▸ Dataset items
---
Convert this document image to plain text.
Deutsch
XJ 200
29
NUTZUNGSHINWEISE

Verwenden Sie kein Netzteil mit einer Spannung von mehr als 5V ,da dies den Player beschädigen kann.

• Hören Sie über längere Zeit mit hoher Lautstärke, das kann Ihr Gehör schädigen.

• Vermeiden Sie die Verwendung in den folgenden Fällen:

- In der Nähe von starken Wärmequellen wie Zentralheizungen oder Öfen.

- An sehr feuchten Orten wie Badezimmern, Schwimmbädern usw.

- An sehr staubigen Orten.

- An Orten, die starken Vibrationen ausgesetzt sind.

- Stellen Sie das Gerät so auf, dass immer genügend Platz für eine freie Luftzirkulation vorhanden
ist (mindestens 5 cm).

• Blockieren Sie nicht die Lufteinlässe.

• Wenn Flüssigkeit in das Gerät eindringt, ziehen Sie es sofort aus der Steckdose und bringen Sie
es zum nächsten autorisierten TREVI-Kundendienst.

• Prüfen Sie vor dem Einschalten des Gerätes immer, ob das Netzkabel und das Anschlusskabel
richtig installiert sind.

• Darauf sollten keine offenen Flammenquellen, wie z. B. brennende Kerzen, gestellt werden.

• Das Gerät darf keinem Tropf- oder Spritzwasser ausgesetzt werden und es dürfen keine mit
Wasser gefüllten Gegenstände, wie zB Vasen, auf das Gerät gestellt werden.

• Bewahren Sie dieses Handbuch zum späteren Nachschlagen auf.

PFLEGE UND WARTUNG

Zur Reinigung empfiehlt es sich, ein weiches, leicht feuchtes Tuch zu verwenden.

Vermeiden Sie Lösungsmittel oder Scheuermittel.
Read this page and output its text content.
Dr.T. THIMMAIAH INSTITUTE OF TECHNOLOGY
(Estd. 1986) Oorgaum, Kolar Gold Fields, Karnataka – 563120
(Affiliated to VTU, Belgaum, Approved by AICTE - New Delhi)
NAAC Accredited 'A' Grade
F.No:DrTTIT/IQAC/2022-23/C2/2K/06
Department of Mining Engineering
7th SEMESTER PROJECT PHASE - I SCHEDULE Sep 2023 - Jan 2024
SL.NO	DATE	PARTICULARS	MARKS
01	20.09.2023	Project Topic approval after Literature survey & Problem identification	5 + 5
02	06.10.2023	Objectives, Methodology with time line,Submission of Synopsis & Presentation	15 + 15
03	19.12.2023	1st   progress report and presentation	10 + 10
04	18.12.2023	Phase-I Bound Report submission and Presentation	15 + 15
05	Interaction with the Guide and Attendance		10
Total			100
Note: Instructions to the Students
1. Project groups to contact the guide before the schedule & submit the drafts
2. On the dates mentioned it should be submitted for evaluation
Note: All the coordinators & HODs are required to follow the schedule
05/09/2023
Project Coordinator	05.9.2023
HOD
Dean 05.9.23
---
Reproduce every line of the material above exactly.

▸ Exercise response
Convert this document image to plain text.
Deutsch
XJ 200
29
NUTZUNGSHINWEISE

Verwenden Sie kein Netzteil mit einer Spannung von mehr als 5V ,da dies den Player beschädigen kann.

• Hören Sie über längere Zeit mit hoher Lautstärke, das kann Ihr Gehör schädigen.

• Vermeiden Sie die Verwendung in den folgenden Fällen:

- In der Nähe von starken Wärmequellen wie Zentralheizungen oder Öfen.

- An sehr feuchten Orten wie Badezimmern, Schwimmbädern usw.

- An sehr staubigen Orten.

- An Orten, die starken Vibrationen ausgesetzt sind.

- Stellen Sie das Gerät so auf, dass immer genügend Platz für eine freie Luftzirkulation vorhanden
ist (mindestens 5 cm).

• Blockieren Sie nicht die Lufteinlässe.

• Wenn Flüssigkeit in das Gerät eindringt, ziehen Sie es sofort aus der Steckdose und bringen Sie
es zum nächsten autorisierten TREVI-Kundendienst.

• Prüfen Sie vor dem Einschalten des Gerätes immer, ob das Netzkabel und das Anschlusskabel
richtig installiert sind.

• Darauf sollten keine offenen Flammenquellen, wie z. B. brennende Kerzen, gestellt werden.

• Das Gerät darf keinem Tropf- oder Spritzwasser ausgesetzt werden und es dürfen keine mit
Wasser gefüllten Gegenstände, wie zB Vasen, auf das Gerät gestellt werden.

• Bewahren Sie dieses Handbuch zum späteren Nachschlagen auf.

PFLEGE UND WARTUNG

Zur Reinigung empfiehlt es sich, ein weiches, leicht feuchtes Tuch zu verwenden.

Vermeiden Sie Lösungsmittel oder Scheuermittel.
Read this page and output its text content.
Dr.T. THIMMAIAH INSTITUTE OF TECHNOLOGY
(Estd. 1986) Oorgaum, Kolar Gold Fields, Karnataka – 563120
(Affiliated to VTU, Belgaum, Approved by AICTE - New Delhi)
NAAC Accredited 'A' Grade
F.No:DrTTIT/IQAC/2022-23/C2/2K/06
Department of Mining Engineering
7th SEMESTER PROJECT PHASE - I SCHEDULE Sep 2023 - Jan 2024
SL.NO	DATE	PARTICULARS	MARKS
01	20.09.2023	Project Topic approval after Literature survey & Problem identification	5 + 5
02	06.10.2023	Objectives, Methodology with time line,Submission of Synopsis & Presentation	15 + 15
03	19.12.2023	1st   progress report and presentation	10 + 10
04	18.12.2023	Phase-I Bound Report submission and Presentation	15 + 15
05	Interaction with the Guide and Attendance		10
Total			100
Note: Instructions to the Students
1. Project groups to contact the guide before the schedule & submit the drafts
2. On the dates mentioned it should be submitted for evaluation
Note: All the coordinators & HODs are required to follow the schedule
05/09/2023
Project Coordinator	05.9.2023
HOD
Dean 05.9.23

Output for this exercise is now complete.